Records for this task start

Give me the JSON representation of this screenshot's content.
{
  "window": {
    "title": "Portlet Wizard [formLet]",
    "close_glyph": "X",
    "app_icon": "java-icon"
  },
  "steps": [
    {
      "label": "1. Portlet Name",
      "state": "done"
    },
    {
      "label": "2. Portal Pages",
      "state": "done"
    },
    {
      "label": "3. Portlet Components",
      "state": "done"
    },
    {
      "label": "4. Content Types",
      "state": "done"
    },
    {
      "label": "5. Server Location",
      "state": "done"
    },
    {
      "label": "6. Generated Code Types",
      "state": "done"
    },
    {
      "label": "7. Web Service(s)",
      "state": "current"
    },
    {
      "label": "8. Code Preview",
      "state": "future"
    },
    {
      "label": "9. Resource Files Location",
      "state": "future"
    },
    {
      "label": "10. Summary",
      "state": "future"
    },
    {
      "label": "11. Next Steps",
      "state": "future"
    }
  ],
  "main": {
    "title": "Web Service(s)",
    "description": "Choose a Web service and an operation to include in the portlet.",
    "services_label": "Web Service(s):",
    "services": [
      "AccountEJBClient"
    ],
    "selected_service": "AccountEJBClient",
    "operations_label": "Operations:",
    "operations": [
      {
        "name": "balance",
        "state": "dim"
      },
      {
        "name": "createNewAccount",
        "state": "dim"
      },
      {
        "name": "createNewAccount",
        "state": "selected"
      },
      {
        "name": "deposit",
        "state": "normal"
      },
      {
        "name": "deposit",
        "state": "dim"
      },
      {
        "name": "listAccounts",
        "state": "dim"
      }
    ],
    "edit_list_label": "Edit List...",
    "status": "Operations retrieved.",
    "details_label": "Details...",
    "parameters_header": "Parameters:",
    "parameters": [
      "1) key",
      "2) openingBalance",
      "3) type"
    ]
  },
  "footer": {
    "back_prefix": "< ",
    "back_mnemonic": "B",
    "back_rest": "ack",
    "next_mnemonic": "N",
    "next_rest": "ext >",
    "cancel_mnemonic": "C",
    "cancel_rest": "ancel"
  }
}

Records for this task end

__Problem requirements__.
Write out the whole listing exactly.

__Solution for this problem__.
Give me the JSON representation of this screenshot's content.
{
  "window": {
    "title": "Portlet Wizard [formLet]",
    "close_glyph": "X",
    "app_icon": "java-icon"
  },
  "steps": [
    {
      "label": "1. Portlet Name",
      "state": "done"
    },
    {
      "label": "2. Portal Pages",
      "state": "done"
    },
    {
      "label": "3. Portlet Components",
      "state": "done"
    },
    {
      "label": "4. Content Types",
      "state": "done"
    },
    {
      "label": "5. Server Location",
      "state": "done"
    },
    {
      "label": "6. Generated Code Types",
      "state": "done"
    },
    {
      "label": "7. Web Service(s)",
      "state": "current"
    },
    {
      "label": "8. Code Preview",
      "state": "future"
    },
    {
      "label": "9. Resource Files Location",
      "state": "future"
    },
    {
      "label": "10. Summary",
      "state": "future"
    },
    {
      "label": "11. Next Steps",
      "state": "future"
    }
  ],
  "main": {
    "title": "Web Service(s)",
    "description": "Choose a Web service and an operation to include in the portlet.",
    "services_label": "Web Service(s):",
    "services": [
      "AccountEJBClient"
    ],
    "selected_service": "AccountEJBClient",
    "operations_label": "Operations:",
    "operations": [
      {
        "name": "balance",
        "state": "dim"
      },
      {
        "name": "createNewAccount",
        "state": "dim"
      },
      {
        "name": "createNewAccount",
        "state": "selected"
      },
      {
        "name": "deposit",
        "state": "normal"
      },
      {
        "name": "deposit",
        "state": "dim"
      },
      {
        "name": "listAccounts",
        "state": "dim"
      }
    ],
    "edit_list_label": "Edit List...",
    "status": "Operations retrieved.",
    "details_label": "Details...",
    "parameters_header": "Parameters:",
    "parameters": [
      "1) key",
      "2) openingBalance",
      "3) type"
    ]
  },
  "footer": {
    "back_prefix": "< ",
    "back_mnemonic": "B",
    "back_rest": "ack",
    "next_mnemonic": "N",
    "next_rest": "ext >",
    "cancel_mnemonic": "C",
    "cancel_rest": "ancel"
  }
}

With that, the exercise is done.